## [Objective]
All of the records listed below should be retyped exactly.

[Dataset listings of figures]
-- -- --

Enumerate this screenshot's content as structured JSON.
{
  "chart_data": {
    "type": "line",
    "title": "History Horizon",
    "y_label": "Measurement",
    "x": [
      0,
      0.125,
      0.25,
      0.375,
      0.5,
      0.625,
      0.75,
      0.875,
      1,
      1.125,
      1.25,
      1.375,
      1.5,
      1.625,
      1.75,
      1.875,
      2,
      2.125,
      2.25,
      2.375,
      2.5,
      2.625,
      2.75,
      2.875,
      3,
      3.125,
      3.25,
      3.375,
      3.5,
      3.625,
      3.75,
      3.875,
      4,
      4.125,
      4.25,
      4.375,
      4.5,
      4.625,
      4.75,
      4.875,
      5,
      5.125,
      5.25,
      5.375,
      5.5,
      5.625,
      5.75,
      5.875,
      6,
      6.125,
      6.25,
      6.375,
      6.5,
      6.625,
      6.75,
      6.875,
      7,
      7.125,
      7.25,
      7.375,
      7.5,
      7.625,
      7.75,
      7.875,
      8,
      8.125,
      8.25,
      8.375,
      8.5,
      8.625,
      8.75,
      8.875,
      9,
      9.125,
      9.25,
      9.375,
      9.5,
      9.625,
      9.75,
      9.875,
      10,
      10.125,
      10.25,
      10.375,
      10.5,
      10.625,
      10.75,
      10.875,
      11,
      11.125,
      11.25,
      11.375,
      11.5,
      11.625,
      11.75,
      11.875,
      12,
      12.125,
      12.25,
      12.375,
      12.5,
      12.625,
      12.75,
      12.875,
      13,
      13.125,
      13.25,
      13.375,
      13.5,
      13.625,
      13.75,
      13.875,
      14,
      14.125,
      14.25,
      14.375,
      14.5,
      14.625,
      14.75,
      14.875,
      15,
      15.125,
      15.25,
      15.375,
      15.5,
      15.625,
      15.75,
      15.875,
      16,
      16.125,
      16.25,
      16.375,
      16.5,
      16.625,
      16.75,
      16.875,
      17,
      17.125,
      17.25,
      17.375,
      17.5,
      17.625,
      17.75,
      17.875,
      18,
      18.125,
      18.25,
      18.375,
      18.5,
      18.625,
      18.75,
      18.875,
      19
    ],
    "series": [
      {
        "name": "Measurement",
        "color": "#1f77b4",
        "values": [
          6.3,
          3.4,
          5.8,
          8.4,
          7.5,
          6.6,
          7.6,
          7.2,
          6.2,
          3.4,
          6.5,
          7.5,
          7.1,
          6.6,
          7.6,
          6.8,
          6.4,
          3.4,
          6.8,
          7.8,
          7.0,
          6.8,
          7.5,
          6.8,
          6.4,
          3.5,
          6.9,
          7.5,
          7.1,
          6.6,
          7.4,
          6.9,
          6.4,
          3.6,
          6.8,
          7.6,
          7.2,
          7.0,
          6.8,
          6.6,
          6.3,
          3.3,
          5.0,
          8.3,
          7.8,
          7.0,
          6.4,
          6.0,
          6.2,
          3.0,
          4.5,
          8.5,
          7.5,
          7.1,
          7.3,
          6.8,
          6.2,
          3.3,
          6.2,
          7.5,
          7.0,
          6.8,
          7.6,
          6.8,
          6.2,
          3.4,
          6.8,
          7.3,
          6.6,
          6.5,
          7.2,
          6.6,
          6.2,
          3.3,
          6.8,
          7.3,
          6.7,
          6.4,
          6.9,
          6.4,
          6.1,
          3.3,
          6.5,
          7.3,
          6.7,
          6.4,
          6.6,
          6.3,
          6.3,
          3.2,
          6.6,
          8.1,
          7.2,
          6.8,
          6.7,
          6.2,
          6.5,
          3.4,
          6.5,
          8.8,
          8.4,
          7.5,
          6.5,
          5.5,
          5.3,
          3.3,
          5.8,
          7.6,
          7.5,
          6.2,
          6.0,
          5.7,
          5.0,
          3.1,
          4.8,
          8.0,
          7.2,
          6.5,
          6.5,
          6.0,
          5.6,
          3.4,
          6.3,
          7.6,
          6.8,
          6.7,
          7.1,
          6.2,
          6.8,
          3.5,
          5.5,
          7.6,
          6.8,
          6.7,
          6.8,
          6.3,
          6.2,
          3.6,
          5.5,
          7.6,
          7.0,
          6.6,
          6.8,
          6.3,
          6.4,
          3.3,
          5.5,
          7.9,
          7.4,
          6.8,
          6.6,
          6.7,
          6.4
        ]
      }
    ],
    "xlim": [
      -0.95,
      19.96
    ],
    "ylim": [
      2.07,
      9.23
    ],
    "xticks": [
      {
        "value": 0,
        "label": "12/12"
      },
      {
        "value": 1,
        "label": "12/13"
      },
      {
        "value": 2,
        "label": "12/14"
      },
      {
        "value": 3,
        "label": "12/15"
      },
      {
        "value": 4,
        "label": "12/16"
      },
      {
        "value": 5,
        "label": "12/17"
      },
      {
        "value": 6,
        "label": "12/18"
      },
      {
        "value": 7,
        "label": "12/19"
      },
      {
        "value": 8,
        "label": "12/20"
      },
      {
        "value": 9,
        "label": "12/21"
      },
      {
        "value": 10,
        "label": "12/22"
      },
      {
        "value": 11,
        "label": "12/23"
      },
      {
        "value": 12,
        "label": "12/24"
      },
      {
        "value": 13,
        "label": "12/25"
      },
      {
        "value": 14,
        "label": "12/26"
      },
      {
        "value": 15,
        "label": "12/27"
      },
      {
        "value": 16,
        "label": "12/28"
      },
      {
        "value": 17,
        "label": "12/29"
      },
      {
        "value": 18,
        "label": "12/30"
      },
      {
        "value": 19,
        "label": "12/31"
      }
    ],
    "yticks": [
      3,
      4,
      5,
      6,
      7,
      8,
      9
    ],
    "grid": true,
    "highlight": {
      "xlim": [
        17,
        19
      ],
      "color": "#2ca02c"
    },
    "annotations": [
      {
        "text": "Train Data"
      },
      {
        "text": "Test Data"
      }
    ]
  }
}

-- -- --

## [Right answer]
Enumerate this screenshot's content as structured JSON.
{
  "chart_data": {
    "type": "line",
    "title": "History Horizon",
    "y_label": "Measurement",
    "x": [
      0,
      0.125,
      0.25,
      0.375,
      0.5,
      0.625,
      0.75,
      0.875,
      1,
      1.125,
      1.25,
      1.375,
      1.5,
      1.625,
      1.75,
      1.875,
      2,
      2.125,
      2.25,
      2.375,
      2.5,
      2.625,
      2.75,
      2.875,
      3,
      3.125,
      3.25,
      3.375,
      3.5,
      3.625,
      3.75,
      3.875,
      4,
      4.125,
      4.25,
      4.375,
      4.5,
      4.625,
      4.75,
      4.875,
      5,
      5.125,
      5.25,
      5.375,
      5.5,
      5.625,
      5.75,
      5.875,
      6,
      6.125,
      6.25,
      6.375,
      6.5,
      6.625,
      6.75,
      6.875,
      7,
      7.125,
      7.25,
      7.375,
      7.5,
      7.625,
      7.75,
      7.875,
      8,
      8.125,
      8.25,
      8.375,
      8.5,
      8.625,
      8.75,
      8.875,
      9,
      9.125,
      9.25,
      9.375,
      9.5,
      9.625,
      9.75,
      9.875,
      10,
      10.125,
      10.25,
      10.375,
      10.5,
      10.625,
      10.75,
      10.875,
      11,
      11.125,
      11.25,
      11.375,
      11.5,
      11.625,
      11.75,
      11.875,
      12,
      12.125,
      12.25,
      12.375,
      12.5,
      12.625,
      12.75,
      12.875,
      13,
      13.125,
      13.25,
      13.375,
      13.5,
      13.625,
      13.75,
      13.875,
      14,
      14.125,
      14.25,
      14.375,
      14.5,
      14.625,
      14.75,
      14.875,
      15,
      15.125,
      15.25,
      15.375,
      15.5,
      15.625,
      15.75,
      15.875,
      16,
      16.125,
      16.25,
      16.375,
      16.5,
      16.625,
      16.75,
      16.875,
      17,
      17.125,
      17.25,
      17.375,
      17.5,
      17.625,
      17.75,
      17.875,
      18,
      18.125,
      18.25,
      18.375,
      18.5,
      18.625,
      18.75,
      18.875,
      19
    ],
    "series": [
      {
        "name": "Measurement",
        "color": "#1f77b4",
        "values": [
          6.3,
          3.4,
          5.8,
          8.4,
          7.5,
          6.6,
          7.6,
          7.2,
          6.2,
          3.4,
          6.5,
          7.5,
          7.1,
          6.6,
          7.6,
          6.8,
          6.4,
          3.4,
          6.8,
          7.8,
          7.0,
          6.8,
          7.5,
          6.8,
          6.4,
          3.5,
          6.9,
          7.5,
          7.1,
          6.6,
          7.4,
          6.9,
          6.4,
          3.6,
          6.8,
          7.6,
          7.2,
          7.0,
          6.8,
          6.6,
          6.3,
          3.3,
          5.0,
          8.3,
          7.8,
          7.0,
          6.4,
          6.0,
          6.2,
          3.0,
          4.5,
          8.5,
          7.5,
          7.1,
          7.3,
          6.8,
          6.2,
          3.3,
          6.2,
          7.5,
          7.0,
          6.8,
          7.6,
          6.8,
          6.2,
          3.4,
          6.8,
          7.3,
          6.6,
          6.5,
          7.2,
          6.6,
          6.2,
          3.3,
          6.8,
          7.3,
          6.7,
          6.4,
          6.9,
          6.4,
          6.1,
          3.3,
          6.5,
          7.3,
          6.7,
          6.4,
          6.6,
          6.3,
          6.3,
          3.2,
          6.6,
          8.1,
          7.2,
          6.8,
          6.7,
          6.2,
          6.5,
          3.4,
          6.5,
          8.8,
          8.4,
          7.5,
          6.5,
          5.5,
          5.3,
          3.3,
          5.8,
          7.6,
          7.5,
          6.2,
          6.0,
          5.7,
          5.0,
          3.1,
          4.8,
          8.0,
          7.2,
          6.5,
          6.5,
          6.0,
          5.6,
          3.4,
          6.3,
          7.6,
          6.8,
          6.7,
          7.1,
          6.2,
          6.8,
          3.5,
          5.5,
          7.6,
          6.8,
          6.7,
          6.8,
          6.3,
          6.2,
          3.6,
          5.5,
          7.6,
          7.0,
          6.6,
          6.8,
          6.3,
          6.4,
          3.3,
          5.5,
          7.9,
          7.4,
          6.8,
          6.6,
          6.7,
          6.4
        ]
      }
    ],
    "xlim": [
      -0.95,
      19.96
    ],
    "ylim": [
      2.07,
      9.23
    ],
    "xticks": [
      {
        "value": 0,
        "label": "12/12"
      },
      {
        "value": 1,
        "label": "12/13"
      },
      {
        "value": 2,
        "label": "12/14"
      },
      {
        "value": 3,
        "label": "12/15"
      },
      {
        "value": 4,
        "label": "12/16"
      },
      {
        "value": 5,
        "label": "12/17"
      },
      {
        "value": 6,
        "label": "12/18"
      },
      {
        "value": 7,
        "label": "12/19"
      },
      {
        "value": 8,
        "label": "12/20"
      },
      {
        "value": 9,
        "label": "12/21"
      },
      {
        "value": 10,
        "label": "12/22"
      },
      {
        "value": 11,
        "label": "12/23"
      },
      {
        "value": 12,
        "label": "12/24"
      },
      {
        "value": 13,
        "label": "12/25"
      },
      {
        "value": 14,
        "label": "12/26"
      },
      {
        "value": 15,
        "label": "12/27"
      },
      {
        "value": 16,
        "label": "12/28"
      },
      {
        "value": 17,
        "label": "12/29"
      },
      {
        "value": 18,
        "label": "12/30"
      },
      {
        "value": 19,
        "label": "12/31"
      }
    ],
    "yticks": [
      3,
      4,
      5,
      6,
      7,
      8,
      9
    ],
    "grid": true,
    "highlight": {
      "xlim": [
        17,
        19
      ],
      "color": "#2ca02c"
    },
    "annotations": [
      {
        "text": "Train Data"
      },
      {
        "text": "Test Data"
      }
    ]
  }
}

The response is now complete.